Saved entries:
########

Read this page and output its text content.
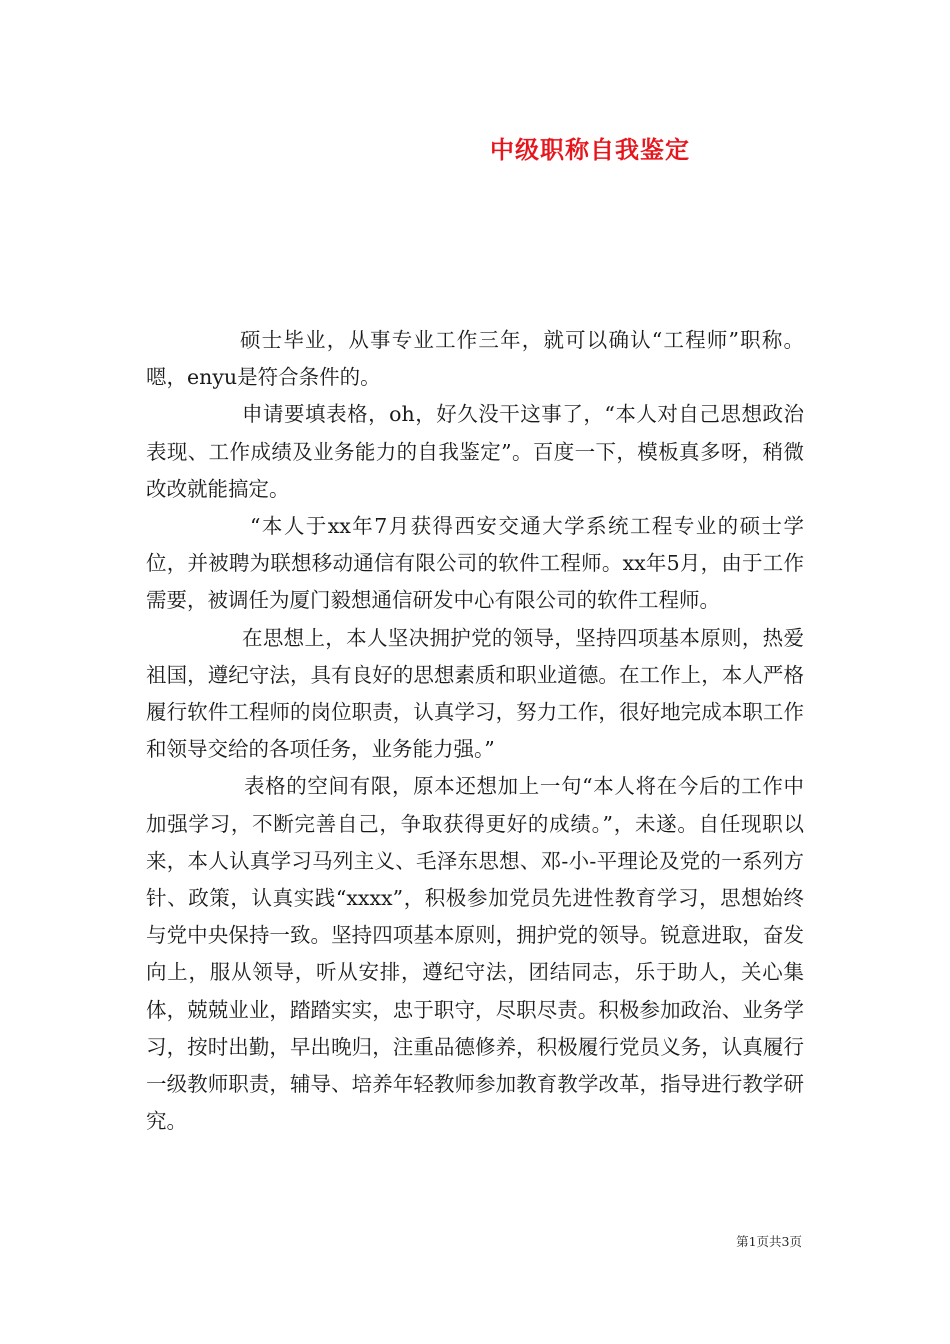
中级职称自我鉴定

硕士毕业，从事专业工作三年，就可以确认“工程师”职称。嗯，enyu是符合条件的。

申请要填表格，oh，好久没干这事了，“本人对自己思想政治表现、工作成绩及业务能力的自我鉴定”。百度一下，模板真多呀，稍微改改就能搞定。

“本人于xx年7月获得西安交通大学系统工程专业的硕士学位，并被聘为联想移动通信有限公司的软件工程师。xx年5月，由于工作需要，被调任为厦门毅想通信研发中心有限公司的软件工程师。

在思想上，本人坚决拥护党的领导，坚持四项基本原则，热爱祖国，遵纪守法，具有良好的思想素质和职业道德。在工作上，本人严格履行软件工程师的岗位职责，认真学习，努力工作，很好地完成本职工作和领导交给的各项任务，业务能力强。”

表格的空间有限，原本还想加上一句“本人将在今后的工作中加强学习，不断完善自己，争取获得更好的成绩。”，未遂。自任现职以来，本人认真学习马列主义、毛泽东思想、邓-小-平理论及党的一系列方针、政策，认真实践“xxxx”，积极参加党员先进性教育学习，思想始终与党中央保持一致。坚持四项基本原则，拥护党的领导。锐意进取，奋发向上，服从领导，听从安排，遵纪守法，团结同志，乐于助人，关心集体，兢兢业业，踏踏实实，忠于职守，尽职尽责。积极参加政治、业务学习，按时出勤，早出晚归，注重品德修养，积极履行党员义务，认真履行一级教师职责，辅导、培养年轻教师参加教育教学改革，指导进行教学研究。

第1页共3页
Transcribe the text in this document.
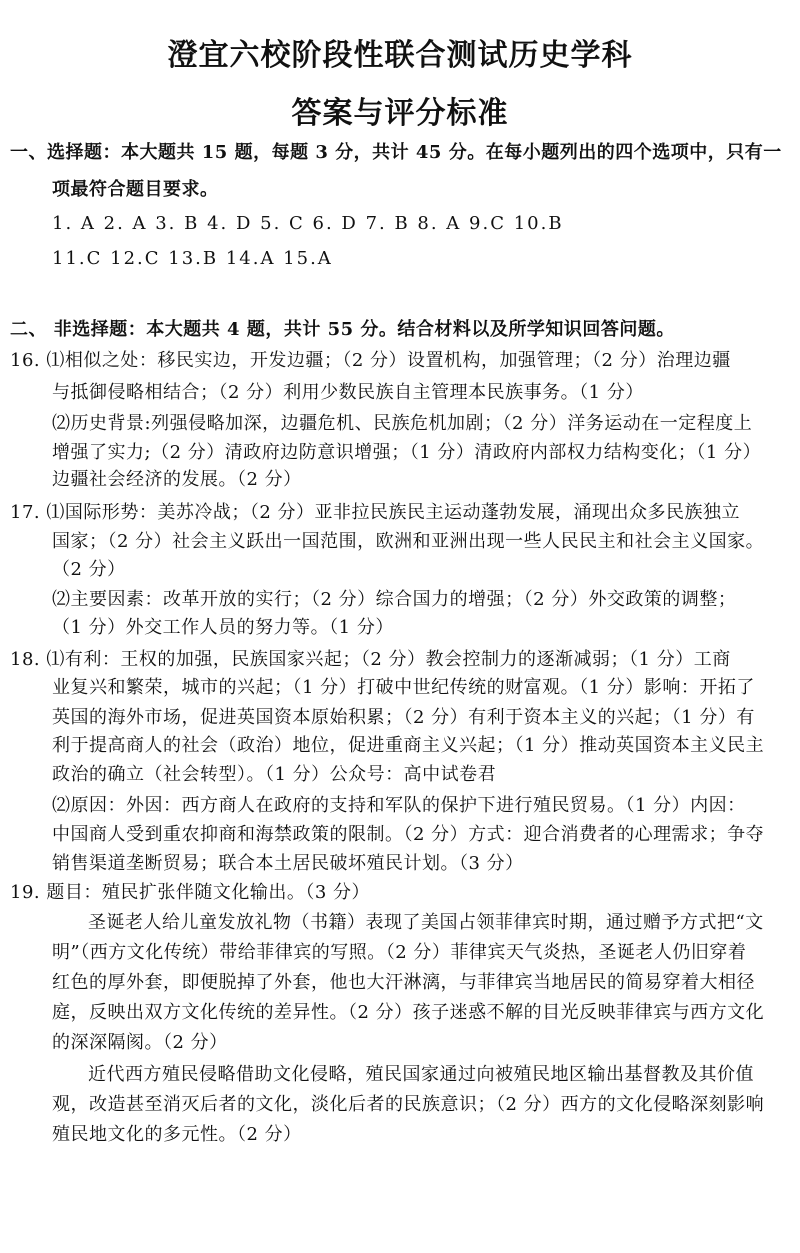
澄宜六校阶段性联合测试历史学科
答案与评分标准
一、选择题：本大题共 15 题，每题 3 分，共计 45 分。在每小题列出的四个选项中，只有一
项最符合题目要求。
1. A 2. A 3. B 4. D 5. C 6. D 7. B 8. A 9.C 10.B
11.C 12.C 13.B 14.A 15.A
二、 非选择题：本大题共 4 题，共计 55 分。结合材料以及所学知识回答问题。
16. ⑴相似之处：移民实边，开发边疆；（2 分）设置机构，加强管理；（2 分）治理边疆
与抵御侵略相结合；（2 分）利用少数民族自主管理本民族事务。（1 分）
⑵历史背景:列强侵略加深，边疆危机、民族危机加剧；（2 分）洋务运动在一定程度上
增强了实力;（2 分）清政府边防意识增强；（1 分）清政府内部权力结构变化；（1 分）
边疆社会经济的发展。（2 分）
17. ⑴国际形势：美苏冷战；（2 分）亚非拉民族民主运动蓬勃发展，涌现出众多民族独立
国家；（2 分）社会主义跃出一国范围，欧洲和亚洲出现一些人民民主和社会主义国家。
（2 分）
⑵主要因素：改革开放的实行；（2 分）综合国力的增强；（2 分）外交政策的调整；
（1 分）外交工作人员的努力等。（1 分）
18. ⑴有利：王权的加强，民族国家兴起；（2 分）教会控制力的逐渐减弱；（1 分）工商
业复兴和繁荣，城市的兴起；（1 分）打破中世纪传统的财富观。（1 分）影响：开拓了
英国的海外市场，促进英国资本原始积累；（2 分）有利于资本主义的兴起；（1 分）有
利于提高商人的社会（政治）地位，促进重商主义兴起；（1 分）推动英国资本主义民主
政治的确立（社会转型）。（1 分）公众号：高中试卷君
⑵原因：外因：西方商人在政府的支持和军队的保护下进行殖民贸易。（1 分）内因：
中国商人受到重农抑商和海禁政策的限制。（2 分）方式：迎合消费者的心理需求；争夺
销售渠道垄断贸易；联合本土居民破坏殖民计划。（3 分）
19. 题目：殖民扩张伴随文化输出。（3 分）
圣诞老人给儿童发放礼物（书籍）表现了美国占领菲律宾时期，通过赠予方式把“文
明”（西方文化传统）带给菲律宾的写照。（2 分）菲律宾天气炎热，圣诞老人仍旧穿着
红色的厚外套，即便脱掉了外套，他也大汗淋漓，与菲律宾当地居民的简易穿着大相径
庭，反映出双方文化传统的差异性。（2 分）孩子迷惑不解的目光反映菲律宾与西方文化
的深深隔阂。（2 分）
近代西方殖民侵略借助文化侵略，殖民国家通过向被殖民地区输出基督教及其价值
观，改造甚至消灭后者的文化，淡化后者的民族意识；（2 分）西方的文化侵略深刻影响
殖民地文化的多元性。（2 分）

########

§ **WHAT IS BEING ASKED**
Copy out the data above exactly, except the pictures.

§ **SOLUTION**
Read this page and output its text content.
中级职称自我鉴定

硕士毕业，从事专业工作三年，就可以确认“工程师”职称。嗯，enyu是符合条件的。

申请要填表格，oh，好久没干这事了，“本人对自己思想政治表现、工作成绩及业务能力的自我鉴定”。百度一下，模板真多呀，稍微改改就能搞定。

“本人于xx年7月获得西安交通大学系统工程专业的硕士学位，并被聘为联想移动通信有限公司的软件工程师。xx年5月，由于工作需要，被调任为厦门毅想通信研发中心有限公司的软件工程师。

在思想上，本人坚决拥护党的领导，坚持四项基本原则，热爱祖国，遵纪守法，具有良好的思想素质和职业道德。在工作上，本人严格履行软件工程师的岗位职责，认真学习，努力工作，很好地完成本职工作和领导交给的各项任务，业务能力强。”

表格的空间有限，原本还想加上一句“本人将在今后的工作中加强学习，不断完善自己，争取获得更好的成绩。”，未遂。自任现职以来，本人认真学习马列主义、毛泽东思想、邓-小-平理论及党的一系列方针、政策，认真实践“xxxx”，积极参加党员先进性教育学习，思想始终与党中央保持一致。坚持四项基本原则，拥护党的领导。锐意进取，奋发向上，服从领导，听从安排，遵纪守法，团结同志，乐于助人，关心集体，兢兢业业，踏踏实实，忠于职守，尽职尽责。积极参加政治、业务学习，按时出勤，早出晚归，注重品德修养，积极履行党员义务，认真履行一级教师职责，辅导、培养年轻教师参加教育教学改革，指导进行教学研究。

第1页共3页
Transcribe the text in this document.
澄宜六校阶段性联合测试历史学科
答案与评分标准
一、选择题：本大题共 15 题，每题 3 分，共计 45 分。在每小题列出的四个选项中，只有一
项最符合题目要求。
1. A 2. A 3. B 4. D 5. C 6. D 7. B 8. A 9.C 10.B
11.C 12.C 13.B 14.A 15.A
二、 非选择题：本大题共 4 题，共计 55 分。结合材料以及所学知识回答问题。
16. ⑴相似之处：移民实边，开发边疆；（2 分）设置机构，加强管理；（2 分）治理边疆
与抵御侵略相结合；（2 分）利用少数民族自主管理本民族事务。（1 分）
⑵历史背景:列强侵略加深，边疆危机、民族危机加剧；（2 分）洋务运动在一定程度上
增强了实力;（2 分）清政府边防意识增强；（1 分）清政府内部权力结构变化；（1 分）
边疆社会经济的发展。（2 分）
17. ⑴国际形势：美苏冷战；（2 分）亚非拉民族民主运动蓬勃发展，涌现出众多民族独立
国家；（2 分）社会主义跃出一国范围，欧洲和亚洲出现一些人民民主和社会主义国家。
（2 分）
⑵主要因素：改革开放的实行；（2 分）综合国力的增强；（2 分）外交政策的调整；
（1 分）外交工作人员的努力等。（1 分）
18. ⑴有利：王权的加强，民族国家兴起；（2 分）教会控制力的逐渐减弱；（1 分）工商
业复兴和繁荣，城市的兴起；（1 分）打破中世纪传统的财富观。（1 分）影响：开拓了
英国的海外市场，促进英国资本原始积累；（2 分）有利于资本主义的兴起；（1 分）有
利于提高商人的社会（政治）地位，促进重商主义兴起；（1 分）推动英国资本主义民主
政治的确立（社会转型）。（1 分）公众号：高中试卷君
⑵原因：外因：西方商人在政府的支持和军队的保护下进行殖民贸易。（1 分）内因：
中国商人受到重农抑商和海禁政策的限制。（2 分）方式：迎合消费者的心理需求；争夺
销售渠道垄断贸易；联合本土居民破坏殖民计划。（3 分）
19. 题目：殖民扩张伴随文化输出。（3 分）
圣诞老人给儿童发放礼物（书籍）表现了美国占领菲律宾时期，通过赠予方式把“文
明”（西方文化传统）带给菲律宾的写照。（2 分）菲律宾天气炎热，圣诞老人仍旧穿着
红色的厚外套，即便脱掉了外套，他也大汗淋漓，与菲律宾当地居民的简易穿着大相径
庭，反映出双方文化传统的差异性。（2 分）孩子迷惑不解的目光反映菲律宾与西方文化
的深深隔阂。（2 分）
近代西方殖民侵略借助文化侵略，殖民国家通过向被殖民地区输出基督教及其价值
观，改造甚至消灭后者的文化，淡化后者的民族意识；（2 分）西方的文化侵略深刻影响
殖民地文化的多元性。（2 分）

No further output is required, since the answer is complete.